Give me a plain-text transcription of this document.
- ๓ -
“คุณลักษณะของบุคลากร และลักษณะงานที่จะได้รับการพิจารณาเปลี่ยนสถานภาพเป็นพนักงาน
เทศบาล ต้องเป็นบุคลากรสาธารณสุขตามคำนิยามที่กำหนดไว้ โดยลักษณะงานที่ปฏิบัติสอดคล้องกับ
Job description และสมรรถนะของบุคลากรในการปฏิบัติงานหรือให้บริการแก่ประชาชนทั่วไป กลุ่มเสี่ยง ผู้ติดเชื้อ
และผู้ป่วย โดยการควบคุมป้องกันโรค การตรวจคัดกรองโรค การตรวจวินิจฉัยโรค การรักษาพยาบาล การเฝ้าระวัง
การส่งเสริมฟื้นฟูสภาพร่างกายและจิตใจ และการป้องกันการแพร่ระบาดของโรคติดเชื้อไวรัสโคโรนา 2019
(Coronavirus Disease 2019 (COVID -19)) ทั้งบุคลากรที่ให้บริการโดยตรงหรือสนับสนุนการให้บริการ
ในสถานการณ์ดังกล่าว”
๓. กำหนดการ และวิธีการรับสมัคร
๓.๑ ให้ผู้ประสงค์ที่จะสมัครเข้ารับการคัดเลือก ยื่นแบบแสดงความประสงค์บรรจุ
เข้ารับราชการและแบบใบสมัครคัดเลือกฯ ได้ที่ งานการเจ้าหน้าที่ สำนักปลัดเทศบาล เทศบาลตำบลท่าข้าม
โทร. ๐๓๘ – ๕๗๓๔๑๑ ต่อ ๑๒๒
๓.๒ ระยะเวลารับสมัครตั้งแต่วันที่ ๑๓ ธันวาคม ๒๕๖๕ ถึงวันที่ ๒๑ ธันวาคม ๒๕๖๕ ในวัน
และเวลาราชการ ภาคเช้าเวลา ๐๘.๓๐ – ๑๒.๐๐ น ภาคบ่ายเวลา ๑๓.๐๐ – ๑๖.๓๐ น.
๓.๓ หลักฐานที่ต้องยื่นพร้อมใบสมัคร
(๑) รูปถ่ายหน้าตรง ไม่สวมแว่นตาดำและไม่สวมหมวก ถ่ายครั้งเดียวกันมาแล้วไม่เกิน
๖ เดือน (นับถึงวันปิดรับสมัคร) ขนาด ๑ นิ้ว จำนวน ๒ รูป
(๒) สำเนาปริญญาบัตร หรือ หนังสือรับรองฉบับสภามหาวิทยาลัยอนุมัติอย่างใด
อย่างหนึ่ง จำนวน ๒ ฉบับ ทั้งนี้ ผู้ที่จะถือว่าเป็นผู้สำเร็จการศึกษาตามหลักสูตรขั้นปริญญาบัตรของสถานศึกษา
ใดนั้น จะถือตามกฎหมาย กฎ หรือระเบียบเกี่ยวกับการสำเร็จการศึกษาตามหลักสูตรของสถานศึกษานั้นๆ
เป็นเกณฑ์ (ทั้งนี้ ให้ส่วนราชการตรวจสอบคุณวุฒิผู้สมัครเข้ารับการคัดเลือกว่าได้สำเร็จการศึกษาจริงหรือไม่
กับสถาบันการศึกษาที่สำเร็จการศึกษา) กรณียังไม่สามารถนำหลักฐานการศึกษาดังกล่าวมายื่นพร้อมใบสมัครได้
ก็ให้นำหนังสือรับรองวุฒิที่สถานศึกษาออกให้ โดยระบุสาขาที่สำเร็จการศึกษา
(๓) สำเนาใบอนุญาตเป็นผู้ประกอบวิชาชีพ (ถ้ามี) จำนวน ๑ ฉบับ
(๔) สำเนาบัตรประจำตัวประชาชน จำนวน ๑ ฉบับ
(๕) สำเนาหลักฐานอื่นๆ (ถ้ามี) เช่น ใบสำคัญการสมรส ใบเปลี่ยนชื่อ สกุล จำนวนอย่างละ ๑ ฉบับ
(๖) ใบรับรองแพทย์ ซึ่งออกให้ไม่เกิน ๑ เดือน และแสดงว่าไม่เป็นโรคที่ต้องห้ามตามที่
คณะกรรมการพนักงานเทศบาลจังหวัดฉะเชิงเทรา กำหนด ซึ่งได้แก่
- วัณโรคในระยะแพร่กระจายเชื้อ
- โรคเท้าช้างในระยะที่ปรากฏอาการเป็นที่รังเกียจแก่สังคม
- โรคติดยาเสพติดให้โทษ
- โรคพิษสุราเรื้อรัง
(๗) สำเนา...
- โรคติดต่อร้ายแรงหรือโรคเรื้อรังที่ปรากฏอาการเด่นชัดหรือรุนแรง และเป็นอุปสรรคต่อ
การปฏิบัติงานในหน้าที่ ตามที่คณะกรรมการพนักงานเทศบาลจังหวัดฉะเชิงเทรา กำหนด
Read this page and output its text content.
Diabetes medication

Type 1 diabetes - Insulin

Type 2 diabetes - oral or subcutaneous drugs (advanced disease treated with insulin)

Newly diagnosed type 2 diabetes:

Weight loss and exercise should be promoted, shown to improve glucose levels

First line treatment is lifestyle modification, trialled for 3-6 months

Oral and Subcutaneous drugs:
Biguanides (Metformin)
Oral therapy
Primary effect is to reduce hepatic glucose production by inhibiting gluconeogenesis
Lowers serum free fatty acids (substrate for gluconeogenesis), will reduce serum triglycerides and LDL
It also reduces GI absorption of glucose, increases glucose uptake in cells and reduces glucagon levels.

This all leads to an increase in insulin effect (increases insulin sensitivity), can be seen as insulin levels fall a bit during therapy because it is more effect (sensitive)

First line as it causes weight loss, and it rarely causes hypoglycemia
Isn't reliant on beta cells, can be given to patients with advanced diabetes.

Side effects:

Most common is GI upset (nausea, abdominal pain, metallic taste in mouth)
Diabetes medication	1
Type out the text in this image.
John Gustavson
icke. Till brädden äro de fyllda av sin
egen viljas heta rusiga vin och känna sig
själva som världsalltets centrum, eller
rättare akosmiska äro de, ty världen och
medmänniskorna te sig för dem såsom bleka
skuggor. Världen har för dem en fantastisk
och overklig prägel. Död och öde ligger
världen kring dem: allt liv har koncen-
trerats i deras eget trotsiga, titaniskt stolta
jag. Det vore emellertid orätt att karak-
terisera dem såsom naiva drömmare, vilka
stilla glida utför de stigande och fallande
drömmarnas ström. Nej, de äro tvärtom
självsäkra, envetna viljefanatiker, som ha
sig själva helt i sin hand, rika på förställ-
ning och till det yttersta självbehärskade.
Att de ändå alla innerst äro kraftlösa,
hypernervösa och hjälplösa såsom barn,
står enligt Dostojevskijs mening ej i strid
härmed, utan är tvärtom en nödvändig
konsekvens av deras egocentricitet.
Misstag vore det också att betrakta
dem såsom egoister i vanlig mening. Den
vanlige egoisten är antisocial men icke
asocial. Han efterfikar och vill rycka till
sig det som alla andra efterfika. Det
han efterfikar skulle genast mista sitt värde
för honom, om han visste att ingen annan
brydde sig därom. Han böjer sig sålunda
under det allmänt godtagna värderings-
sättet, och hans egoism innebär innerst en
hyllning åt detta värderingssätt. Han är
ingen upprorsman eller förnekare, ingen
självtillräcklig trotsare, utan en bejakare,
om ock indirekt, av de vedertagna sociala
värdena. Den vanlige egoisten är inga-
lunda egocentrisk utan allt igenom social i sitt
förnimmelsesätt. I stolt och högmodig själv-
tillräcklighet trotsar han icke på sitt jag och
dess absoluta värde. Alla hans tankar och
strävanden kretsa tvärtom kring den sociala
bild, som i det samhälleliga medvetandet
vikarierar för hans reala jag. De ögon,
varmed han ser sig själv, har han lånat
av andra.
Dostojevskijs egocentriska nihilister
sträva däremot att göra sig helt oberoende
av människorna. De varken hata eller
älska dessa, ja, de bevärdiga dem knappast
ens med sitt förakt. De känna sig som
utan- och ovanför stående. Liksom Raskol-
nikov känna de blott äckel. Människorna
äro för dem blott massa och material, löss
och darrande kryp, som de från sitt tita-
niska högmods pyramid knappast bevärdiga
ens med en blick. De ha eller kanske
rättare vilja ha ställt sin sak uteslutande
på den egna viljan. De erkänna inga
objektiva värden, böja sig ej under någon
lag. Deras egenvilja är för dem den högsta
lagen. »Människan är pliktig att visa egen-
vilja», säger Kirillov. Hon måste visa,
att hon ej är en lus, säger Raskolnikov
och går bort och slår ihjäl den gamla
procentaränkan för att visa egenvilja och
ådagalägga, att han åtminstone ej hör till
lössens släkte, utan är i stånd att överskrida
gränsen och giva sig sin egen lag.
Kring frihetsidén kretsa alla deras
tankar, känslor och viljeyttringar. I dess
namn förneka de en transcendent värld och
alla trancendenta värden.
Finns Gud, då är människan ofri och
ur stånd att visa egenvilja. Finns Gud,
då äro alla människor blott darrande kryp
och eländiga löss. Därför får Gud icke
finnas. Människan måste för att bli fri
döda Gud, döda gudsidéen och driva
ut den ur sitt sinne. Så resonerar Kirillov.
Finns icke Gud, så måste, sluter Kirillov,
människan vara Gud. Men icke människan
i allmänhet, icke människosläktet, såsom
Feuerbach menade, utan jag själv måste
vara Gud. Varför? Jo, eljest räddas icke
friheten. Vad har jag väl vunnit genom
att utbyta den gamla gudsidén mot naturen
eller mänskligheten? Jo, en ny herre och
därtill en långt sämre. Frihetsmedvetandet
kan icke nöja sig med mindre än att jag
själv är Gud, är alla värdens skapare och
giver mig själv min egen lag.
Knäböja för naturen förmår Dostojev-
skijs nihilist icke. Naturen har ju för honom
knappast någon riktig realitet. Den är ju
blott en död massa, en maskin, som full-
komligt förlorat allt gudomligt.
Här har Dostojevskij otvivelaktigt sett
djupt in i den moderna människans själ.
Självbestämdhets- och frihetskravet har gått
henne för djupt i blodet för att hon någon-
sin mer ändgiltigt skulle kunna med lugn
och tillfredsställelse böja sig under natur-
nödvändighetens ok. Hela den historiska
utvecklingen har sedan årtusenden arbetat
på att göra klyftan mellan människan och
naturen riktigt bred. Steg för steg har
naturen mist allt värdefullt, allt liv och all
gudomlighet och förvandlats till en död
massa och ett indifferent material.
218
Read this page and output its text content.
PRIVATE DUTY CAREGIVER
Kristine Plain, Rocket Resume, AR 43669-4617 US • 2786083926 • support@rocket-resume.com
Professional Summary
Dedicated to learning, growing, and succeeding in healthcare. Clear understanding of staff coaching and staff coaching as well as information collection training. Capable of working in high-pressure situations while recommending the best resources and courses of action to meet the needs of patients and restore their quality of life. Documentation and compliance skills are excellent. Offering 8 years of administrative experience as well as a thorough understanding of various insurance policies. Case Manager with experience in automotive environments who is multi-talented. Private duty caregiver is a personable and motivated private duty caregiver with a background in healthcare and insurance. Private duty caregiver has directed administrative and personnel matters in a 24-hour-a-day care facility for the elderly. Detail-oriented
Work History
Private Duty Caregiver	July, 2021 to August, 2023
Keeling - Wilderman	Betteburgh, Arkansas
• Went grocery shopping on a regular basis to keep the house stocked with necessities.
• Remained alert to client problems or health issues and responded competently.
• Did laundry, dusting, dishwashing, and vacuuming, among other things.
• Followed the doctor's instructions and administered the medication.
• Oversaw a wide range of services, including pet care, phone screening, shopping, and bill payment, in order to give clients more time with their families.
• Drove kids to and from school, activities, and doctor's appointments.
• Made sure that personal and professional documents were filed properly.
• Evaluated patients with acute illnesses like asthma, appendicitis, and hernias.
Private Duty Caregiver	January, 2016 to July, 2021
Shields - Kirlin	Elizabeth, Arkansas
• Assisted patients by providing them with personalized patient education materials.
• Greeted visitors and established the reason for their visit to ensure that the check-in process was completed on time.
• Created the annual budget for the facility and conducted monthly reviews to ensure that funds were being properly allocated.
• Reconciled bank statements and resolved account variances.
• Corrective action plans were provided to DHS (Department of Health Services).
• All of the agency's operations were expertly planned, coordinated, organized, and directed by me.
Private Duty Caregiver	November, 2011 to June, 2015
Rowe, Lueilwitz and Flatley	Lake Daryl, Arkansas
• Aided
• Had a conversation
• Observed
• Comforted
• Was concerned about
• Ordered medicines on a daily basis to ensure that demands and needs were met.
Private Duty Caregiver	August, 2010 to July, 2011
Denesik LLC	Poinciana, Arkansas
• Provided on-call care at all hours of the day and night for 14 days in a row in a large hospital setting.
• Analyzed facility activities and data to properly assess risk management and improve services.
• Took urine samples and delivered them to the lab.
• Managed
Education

===============

• The problem: Check every line of the data above for the string "sitt", and copy those that have it.

• Result:
han efterfikar skulle genast mista sitt värde
lunda egocentrisk utan allt igenom social i sitt
tillräcklighet trotsar han icke på sitt jag och
ens med sitt förakt. De känna sig som
och darrande kryp, som de från sitt tita-
ut den ur sitt sinne. Så resonerar Kirillov.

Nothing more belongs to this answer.